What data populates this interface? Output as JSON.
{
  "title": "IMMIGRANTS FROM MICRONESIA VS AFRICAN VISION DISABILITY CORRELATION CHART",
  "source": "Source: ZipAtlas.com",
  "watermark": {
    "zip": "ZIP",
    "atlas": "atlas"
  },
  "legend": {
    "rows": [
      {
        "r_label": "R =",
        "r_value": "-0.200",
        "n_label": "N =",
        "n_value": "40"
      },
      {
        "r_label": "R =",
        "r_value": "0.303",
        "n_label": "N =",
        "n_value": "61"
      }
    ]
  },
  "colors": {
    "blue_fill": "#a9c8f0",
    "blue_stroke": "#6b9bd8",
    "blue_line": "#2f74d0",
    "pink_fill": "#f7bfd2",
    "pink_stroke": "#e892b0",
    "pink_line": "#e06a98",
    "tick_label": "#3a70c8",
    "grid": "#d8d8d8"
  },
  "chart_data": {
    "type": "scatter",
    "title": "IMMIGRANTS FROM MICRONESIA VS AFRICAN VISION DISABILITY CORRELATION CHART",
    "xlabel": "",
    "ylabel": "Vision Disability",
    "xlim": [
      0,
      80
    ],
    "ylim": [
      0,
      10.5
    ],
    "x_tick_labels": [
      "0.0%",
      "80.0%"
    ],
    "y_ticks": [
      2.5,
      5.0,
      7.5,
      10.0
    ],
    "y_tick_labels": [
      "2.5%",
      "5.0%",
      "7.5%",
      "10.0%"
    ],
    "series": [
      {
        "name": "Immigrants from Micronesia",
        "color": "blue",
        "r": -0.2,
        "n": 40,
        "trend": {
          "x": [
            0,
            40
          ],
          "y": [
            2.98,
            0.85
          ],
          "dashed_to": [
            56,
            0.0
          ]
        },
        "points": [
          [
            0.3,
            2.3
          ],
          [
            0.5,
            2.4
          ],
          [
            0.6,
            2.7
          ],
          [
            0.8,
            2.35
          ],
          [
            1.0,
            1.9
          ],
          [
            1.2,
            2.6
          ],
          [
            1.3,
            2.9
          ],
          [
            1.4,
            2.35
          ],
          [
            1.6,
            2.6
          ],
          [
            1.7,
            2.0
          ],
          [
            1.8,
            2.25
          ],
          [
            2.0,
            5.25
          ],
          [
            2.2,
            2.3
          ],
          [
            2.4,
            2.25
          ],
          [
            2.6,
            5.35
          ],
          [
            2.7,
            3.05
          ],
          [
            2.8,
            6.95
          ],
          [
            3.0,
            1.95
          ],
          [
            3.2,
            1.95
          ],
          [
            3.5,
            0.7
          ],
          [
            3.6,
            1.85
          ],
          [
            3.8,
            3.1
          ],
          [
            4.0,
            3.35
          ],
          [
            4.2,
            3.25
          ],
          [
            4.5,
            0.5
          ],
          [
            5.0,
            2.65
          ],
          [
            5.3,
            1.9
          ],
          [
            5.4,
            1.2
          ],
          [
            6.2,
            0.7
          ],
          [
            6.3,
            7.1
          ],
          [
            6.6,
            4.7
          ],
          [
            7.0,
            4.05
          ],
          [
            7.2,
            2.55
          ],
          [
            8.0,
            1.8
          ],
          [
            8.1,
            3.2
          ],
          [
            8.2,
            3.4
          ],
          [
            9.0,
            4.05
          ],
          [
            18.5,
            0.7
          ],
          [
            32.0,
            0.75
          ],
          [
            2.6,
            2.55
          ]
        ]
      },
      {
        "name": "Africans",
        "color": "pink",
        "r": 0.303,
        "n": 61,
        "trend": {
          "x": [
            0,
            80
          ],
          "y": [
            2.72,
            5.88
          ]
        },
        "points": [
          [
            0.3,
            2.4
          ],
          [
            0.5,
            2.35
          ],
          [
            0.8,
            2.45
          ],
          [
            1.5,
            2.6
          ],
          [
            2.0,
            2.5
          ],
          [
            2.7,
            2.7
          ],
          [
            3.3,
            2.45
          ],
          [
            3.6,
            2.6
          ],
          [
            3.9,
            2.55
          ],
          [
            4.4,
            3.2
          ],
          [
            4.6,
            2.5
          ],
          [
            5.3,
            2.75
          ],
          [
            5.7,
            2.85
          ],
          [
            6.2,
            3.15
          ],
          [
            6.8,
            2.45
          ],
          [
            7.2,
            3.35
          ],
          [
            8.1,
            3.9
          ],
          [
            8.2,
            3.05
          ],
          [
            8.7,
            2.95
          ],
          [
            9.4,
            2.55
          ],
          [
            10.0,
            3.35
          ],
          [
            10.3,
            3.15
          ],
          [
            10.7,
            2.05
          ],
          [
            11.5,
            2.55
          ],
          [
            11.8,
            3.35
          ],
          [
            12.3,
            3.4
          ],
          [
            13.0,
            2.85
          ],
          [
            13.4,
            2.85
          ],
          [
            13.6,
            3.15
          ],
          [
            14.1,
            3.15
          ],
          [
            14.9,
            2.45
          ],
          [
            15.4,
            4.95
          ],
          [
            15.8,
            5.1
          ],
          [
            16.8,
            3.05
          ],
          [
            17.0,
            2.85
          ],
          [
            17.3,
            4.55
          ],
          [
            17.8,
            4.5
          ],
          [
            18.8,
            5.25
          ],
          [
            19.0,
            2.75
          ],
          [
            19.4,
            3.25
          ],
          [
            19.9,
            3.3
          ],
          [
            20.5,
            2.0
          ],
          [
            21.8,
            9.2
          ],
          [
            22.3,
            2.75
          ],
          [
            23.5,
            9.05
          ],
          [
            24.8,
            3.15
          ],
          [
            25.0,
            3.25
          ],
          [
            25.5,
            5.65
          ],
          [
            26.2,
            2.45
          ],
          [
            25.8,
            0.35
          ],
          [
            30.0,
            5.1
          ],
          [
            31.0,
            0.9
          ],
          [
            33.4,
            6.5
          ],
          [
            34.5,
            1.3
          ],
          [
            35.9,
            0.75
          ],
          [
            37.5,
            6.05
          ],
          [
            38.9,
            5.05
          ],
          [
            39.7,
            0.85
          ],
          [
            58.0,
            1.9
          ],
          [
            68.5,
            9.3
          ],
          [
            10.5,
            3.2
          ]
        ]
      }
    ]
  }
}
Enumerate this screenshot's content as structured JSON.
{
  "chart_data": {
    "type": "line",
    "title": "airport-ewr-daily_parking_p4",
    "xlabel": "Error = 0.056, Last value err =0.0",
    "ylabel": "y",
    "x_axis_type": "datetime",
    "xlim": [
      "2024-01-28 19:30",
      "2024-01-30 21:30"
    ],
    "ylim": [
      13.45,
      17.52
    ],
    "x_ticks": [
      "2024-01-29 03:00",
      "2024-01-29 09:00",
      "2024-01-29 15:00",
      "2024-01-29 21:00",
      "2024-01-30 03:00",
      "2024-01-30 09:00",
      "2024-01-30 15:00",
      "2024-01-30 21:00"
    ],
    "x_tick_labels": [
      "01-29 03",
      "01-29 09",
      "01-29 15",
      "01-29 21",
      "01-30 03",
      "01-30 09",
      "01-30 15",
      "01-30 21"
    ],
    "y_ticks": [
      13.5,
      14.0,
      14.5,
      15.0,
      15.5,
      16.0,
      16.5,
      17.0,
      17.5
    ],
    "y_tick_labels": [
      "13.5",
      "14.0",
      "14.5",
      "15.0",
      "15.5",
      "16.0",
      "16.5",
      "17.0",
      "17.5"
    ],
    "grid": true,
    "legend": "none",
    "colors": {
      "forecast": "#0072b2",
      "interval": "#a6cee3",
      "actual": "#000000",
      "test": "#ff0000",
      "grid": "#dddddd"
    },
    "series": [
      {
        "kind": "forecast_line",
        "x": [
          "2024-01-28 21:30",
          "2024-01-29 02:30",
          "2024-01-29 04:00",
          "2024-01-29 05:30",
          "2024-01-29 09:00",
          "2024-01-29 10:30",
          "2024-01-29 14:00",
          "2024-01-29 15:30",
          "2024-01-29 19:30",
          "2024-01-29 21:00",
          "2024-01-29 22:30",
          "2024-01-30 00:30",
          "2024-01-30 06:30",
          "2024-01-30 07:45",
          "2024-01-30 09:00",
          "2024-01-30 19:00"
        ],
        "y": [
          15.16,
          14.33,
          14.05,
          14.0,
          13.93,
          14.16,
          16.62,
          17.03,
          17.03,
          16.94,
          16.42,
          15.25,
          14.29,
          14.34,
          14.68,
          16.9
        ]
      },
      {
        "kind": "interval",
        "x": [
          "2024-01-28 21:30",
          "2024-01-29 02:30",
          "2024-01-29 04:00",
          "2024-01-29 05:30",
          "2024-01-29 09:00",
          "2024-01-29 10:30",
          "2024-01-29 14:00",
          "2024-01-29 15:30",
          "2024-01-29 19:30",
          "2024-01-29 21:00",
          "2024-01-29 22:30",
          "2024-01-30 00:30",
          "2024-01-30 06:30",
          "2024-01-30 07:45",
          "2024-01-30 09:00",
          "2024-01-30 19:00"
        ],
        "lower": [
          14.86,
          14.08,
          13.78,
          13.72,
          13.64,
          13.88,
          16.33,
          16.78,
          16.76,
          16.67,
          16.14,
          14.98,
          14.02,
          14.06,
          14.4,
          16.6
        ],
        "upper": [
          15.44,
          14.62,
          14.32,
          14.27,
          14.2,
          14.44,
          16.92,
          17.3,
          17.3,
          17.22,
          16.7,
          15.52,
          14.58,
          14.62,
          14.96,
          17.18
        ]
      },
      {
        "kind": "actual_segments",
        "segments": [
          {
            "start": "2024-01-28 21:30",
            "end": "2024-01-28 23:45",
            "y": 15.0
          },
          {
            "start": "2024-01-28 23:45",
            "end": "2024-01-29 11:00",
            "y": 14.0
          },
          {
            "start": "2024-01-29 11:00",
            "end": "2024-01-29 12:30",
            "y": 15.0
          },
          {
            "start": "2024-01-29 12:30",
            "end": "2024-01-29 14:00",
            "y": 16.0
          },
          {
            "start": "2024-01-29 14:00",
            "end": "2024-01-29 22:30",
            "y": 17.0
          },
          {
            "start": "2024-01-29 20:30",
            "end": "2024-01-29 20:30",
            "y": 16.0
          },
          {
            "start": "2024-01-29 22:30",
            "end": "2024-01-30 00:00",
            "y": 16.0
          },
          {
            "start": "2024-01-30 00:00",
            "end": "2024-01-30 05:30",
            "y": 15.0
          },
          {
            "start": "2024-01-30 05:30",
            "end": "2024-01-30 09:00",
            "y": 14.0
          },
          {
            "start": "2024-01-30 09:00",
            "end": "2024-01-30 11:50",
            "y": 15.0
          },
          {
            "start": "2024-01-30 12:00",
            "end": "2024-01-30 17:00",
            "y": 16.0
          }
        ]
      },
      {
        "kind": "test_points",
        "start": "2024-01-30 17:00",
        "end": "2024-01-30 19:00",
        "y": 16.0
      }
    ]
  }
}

● WHAT THIS TASK INVOLVES:
How many of these lines contain "JSON"? Write only the number.

● COMPLETE RESPONSE:
2